--- Start of Material shown ---

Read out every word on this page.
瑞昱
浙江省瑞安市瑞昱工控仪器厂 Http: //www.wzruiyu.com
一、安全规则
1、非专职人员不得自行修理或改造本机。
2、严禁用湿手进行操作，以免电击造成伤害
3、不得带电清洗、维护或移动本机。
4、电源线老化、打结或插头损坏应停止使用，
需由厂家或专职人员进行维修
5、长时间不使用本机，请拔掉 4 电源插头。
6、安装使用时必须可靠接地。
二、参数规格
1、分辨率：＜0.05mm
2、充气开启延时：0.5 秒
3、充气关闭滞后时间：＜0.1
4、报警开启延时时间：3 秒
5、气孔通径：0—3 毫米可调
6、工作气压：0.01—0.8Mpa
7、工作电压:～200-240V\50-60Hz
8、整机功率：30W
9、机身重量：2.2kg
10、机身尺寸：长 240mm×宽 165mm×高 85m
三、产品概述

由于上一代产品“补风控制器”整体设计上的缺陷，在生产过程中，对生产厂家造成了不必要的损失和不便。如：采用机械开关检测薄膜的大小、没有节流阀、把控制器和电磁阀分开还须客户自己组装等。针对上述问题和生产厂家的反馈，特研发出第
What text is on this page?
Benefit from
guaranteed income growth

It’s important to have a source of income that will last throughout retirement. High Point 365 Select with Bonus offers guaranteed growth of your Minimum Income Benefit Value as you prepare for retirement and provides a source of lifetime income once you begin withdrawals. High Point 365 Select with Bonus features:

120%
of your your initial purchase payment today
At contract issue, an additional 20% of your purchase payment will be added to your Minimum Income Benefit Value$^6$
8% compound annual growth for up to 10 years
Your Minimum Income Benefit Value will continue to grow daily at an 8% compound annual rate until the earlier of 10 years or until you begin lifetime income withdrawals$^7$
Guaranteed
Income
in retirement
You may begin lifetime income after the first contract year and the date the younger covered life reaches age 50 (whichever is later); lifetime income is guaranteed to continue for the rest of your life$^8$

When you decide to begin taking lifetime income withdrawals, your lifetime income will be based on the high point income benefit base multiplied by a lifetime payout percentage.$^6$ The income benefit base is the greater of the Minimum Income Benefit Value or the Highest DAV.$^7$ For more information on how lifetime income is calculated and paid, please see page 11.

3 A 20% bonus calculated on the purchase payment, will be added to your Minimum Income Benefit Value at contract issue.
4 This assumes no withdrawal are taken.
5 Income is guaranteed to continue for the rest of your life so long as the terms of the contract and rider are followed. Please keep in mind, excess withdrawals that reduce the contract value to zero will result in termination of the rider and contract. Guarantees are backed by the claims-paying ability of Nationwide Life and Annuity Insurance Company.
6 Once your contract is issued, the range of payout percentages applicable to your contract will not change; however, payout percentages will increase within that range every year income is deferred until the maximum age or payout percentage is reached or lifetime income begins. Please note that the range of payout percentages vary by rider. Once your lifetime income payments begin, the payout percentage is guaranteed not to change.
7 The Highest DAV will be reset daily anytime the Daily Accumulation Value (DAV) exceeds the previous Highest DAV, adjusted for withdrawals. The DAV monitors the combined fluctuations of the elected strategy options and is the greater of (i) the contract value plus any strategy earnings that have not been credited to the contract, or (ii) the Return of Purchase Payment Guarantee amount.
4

--- End of Material shown ---

* [Set exercise]: Check every line of the material for the string "payout" and give the number of lines that have it, without anything else.

* [Problem solution]: 2